● Your task: From the records below, pull each line that has "Entry".

═══ Given records ═══

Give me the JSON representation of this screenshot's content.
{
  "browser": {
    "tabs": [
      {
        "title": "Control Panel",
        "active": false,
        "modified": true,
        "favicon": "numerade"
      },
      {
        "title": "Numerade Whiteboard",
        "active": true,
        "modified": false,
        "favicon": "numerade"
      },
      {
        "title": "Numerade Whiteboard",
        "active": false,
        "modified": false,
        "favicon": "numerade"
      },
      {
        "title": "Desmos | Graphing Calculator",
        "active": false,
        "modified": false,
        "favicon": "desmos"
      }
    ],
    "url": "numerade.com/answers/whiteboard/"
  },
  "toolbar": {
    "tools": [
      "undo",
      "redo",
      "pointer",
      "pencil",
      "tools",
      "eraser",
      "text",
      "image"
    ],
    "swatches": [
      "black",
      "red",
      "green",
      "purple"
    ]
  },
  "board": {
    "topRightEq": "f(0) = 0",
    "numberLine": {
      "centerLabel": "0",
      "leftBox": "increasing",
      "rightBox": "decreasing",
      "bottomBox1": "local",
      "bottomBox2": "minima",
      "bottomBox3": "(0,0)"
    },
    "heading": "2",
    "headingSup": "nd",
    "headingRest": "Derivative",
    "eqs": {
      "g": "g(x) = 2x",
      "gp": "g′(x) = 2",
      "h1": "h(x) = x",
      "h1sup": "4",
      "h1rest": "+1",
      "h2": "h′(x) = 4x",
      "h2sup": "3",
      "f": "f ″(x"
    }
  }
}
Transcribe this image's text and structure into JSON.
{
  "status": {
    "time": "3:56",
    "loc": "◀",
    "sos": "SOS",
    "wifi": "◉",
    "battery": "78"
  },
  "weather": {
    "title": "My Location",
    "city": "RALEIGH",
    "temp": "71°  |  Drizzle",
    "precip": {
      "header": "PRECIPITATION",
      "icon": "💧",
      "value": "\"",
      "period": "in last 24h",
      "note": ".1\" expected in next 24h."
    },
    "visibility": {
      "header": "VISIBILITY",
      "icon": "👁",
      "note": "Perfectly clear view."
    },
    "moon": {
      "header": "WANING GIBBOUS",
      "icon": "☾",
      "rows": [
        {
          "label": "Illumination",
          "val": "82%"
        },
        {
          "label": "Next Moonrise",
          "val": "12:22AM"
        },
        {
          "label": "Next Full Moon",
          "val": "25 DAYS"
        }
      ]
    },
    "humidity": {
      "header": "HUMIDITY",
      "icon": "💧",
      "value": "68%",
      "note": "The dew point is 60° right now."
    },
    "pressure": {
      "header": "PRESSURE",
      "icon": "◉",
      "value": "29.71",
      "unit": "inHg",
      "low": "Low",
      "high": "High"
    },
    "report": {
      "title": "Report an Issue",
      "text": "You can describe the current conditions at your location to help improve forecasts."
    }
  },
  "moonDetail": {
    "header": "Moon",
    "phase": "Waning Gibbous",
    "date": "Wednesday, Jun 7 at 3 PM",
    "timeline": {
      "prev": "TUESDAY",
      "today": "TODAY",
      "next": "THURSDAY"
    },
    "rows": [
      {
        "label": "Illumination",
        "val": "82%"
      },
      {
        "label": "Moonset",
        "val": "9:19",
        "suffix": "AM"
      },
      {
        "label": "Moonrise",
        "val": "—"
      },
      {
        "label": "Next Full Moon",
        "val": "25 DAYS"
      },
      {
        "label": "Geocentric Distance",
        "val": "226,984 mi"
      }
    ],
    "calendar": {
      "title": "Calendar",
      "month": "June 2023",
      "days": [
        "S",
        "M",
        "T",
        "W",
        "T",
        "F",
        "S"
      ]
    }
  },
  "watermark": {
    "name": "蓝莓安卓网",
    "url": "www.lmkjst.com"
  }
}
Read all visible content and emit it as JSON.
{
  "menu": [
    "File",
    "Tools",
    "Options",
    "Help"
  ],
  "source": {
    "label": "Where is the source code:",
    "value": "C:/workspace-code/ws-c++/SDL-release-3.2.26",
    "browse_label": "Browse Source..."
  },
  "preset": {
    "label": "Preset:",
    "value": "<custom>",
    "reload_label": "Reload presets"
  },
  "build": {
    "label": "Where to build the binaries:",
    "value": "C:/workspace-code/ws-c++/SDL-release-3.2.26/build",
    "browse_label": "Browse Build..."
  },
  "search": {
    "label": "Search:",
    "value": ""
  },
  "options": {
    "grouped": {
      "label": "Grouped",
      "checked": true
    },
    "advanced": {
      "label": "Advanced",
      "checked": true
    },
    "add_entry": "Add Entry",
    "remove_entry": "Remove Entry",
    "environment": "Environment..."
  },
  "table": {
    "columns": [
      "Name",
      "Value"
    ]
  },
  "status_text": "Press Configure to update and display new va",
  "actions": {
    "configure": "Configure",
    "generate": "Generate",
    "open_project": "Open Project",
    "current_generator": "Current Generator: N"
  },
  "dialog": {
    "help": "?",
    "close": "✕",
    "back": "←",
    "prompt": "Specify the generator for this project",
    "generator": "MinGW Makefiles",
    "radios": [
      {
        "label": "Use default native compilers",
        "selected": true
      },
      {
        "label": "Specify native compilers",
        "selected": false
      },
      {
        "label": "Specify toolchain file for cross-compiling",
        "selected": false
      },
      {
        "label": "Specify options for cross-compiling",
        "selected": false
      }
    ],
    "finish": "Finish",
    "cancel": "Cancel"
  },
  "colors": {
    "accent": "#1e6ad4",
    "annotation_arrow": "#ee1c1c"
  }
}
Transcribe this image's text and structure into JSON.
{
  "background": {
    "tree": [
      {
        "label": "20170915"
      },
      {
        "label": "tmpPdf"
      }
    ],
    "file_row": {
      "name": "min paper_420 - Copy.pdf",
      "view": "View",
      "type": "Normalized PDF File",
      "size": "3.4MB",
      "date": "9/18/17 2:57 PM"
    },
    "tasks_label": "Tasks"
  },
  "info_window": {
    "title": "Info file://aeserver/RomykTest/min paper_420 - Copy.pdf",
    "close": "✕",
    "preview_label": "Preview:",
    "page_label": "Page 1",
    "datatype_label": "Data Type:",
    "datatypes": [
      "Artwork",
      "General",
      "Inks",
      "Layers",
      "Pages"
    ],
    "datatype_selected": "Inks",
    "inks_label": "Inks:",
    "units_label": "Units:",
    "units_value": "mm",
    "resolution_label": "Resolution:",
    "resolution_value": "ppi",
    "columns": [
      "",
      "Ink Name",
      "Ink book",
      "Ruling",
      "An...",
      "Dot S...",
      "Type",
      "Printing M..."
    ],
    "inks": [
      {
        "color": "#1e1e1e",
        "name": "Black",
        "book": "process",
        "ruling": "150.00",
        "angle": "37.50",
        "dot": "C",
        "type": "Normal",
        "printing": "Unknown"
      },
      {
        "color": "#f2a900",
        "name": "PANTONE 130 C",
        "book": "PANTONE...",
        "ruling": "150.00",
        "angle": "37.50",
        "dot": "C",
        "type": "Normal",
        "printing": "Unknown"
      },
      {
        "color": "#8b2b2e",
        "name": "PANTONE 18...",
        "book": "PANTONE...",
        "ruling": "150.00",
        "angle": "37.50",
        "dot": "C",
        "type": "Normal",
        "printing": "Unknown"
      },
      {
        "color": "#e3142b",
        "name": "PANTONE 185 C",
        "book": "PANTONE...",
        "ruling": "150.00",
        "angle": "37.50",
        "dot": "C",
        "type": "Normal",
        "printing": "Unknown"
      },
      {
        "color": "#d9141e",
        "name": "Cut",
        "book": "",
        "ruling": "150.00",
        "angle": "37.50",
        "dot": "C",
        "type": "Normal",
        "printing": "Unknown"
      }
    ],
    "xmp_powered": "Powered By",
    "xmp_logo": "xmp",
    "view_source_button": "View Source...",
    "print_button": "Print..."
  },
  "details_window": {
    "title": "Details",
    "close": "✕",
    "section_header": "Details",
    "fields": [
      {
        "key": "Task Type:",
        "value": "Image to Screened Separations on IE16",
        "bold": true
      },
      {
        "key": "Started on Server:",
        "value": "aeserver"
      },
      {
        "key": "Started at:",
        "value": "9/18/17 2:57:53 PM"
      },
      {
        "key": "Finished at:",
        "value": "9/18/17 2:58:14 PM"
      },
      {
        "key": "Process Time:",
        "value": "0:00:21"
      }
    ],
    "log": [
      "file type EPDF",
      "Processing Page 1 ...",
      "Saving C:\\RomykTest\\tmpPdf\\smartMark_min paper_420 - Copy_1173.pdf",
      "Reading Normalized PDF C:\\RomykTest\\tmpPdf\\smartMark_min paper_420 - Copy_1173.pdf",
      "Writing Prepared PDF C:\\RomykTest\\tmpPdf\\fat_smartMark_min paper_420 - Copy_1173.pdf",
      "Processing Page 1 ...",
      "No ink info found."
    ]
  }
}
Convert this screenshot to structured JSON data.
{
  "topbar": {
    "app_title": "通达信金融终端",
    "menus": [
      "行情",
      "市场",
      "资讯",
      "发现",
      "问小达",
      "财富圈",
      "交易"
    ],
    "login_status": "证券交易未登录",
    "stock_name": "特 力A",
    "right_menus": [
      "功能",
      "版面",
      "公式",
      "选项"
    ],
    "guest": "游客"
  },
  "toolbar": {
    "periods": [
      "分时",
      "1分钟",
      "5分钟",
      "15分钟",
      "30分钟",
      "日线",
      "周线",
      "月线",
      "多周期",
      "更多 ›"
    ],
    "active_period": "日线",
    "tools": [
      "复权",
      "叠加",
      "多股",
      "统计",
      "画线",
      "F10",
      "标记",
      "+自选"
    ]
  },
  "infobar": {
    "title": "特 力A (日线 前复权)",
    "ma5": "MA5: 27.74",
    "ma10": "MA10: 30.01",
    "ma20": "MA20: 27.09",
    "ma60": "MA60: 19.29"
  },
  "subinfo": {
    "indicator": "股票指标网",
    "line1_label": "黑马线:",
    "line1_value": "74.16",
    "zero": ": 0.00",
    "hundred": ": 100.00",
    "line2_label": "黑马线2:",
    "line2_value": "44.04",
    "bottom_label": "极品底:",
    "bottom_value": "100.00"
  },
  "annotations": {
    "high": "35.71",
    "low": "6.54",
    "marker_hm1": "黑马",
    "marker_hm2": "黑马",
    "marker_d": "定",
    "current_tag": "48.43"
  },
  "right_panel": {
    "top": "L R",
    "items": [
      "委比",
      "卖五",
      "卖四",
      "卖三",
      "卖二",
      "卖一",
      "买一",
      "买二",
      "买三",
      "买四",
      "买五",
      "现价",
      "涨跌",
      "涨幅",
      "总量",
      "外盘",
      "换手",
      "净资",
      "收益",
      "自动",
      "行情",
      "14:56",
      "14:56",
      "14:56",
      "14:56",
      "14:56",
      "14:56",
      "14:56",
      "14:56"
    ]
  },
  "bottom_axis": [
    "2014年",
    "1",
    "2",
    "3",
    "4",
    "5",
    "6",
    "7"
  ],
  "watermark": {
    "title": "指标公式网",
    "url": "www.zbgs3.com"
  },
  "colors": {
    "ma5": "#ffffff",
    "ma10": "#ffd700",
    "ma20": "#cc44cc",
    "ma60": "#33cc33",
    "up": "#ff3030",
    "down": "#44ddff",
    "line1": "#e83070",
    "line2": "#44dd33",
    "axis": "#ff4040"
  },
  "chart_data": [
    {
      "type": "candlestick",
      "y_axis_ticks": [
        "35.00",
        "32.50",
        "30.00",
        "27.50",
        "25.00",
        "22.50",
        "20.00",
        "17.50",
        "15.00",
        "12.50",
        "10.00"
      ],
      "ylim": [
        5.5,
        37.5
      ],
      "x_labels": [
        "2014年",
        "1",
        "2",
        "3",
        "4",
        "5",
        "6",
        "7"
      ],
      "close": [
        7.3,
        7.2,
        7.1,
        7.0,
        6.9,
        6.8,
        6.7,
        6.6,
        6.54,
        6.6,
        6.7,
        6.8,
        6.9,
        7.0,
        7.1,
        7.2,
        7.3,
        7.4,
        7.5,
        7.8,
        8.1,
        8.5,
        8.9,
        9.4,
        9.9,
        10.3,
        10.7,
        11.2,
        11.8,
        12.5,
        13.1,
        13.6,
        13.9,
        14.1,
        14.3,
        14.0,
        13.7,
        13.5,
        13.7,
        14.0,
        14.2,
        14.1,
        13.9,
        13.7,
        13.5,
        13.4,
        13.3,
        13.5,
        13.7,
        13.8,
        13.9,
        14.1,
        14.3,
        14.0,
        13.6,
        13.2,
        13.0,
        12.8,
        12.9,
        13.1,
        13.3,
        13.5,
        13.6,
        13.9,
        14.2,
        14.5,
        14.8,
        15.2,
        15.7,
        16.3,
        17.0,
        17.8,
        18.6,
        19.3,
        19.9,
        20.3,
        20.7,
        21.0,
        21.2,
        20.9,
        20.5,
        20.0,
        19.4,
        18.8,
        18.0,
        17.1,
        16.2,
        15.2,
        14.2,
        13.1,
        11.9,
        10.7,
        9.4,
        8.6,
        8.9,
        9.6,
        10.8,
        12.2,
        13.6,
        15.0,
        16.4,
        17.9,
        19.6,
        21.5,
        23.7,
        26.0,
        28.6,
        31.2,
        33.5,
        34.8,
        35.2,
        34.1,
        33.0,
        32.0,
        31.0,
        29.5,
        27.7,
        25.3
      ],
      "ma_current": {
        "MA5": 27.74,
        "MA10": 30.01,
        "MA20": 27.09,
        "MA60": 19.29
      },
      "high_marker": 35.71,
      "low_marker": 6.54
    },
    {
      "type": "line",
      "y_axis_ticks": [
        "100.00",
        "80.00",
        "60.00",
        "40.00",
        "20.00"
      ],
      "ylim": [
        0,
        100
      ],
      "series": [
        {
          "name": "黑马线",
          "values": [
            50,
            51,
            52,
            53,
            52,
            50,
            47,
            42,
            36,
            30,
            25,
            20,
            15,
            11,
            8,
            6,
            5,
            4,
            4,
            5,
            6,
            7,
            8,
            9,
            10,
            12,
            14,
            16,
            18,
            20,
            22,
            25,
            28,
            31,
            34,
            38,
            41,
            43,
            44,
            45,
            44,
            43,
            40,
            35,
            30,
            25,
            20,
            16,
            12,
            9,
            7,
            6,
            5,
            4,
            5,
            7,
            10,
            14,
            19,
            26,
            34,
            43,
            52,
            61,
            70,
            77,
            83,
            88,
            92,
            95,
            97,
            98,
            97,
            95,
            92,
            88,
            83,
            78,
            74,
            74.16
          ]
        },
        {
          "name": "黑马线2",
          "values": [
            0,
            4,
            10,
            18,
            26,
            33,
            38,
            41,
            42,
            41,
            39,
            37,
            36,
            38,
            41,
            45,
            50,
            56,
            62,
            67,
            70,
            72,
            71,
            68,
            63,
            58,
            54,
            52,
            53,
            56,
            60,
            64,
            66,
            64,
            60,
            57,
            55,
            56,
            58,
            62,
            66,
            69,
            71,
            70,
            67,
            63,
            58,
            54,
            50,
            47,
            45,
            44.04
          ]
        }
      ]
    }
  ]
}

═══

● Response to this exercise:
    "add_entry": "Add Entry",
    "remove_entry": "Remove Entry",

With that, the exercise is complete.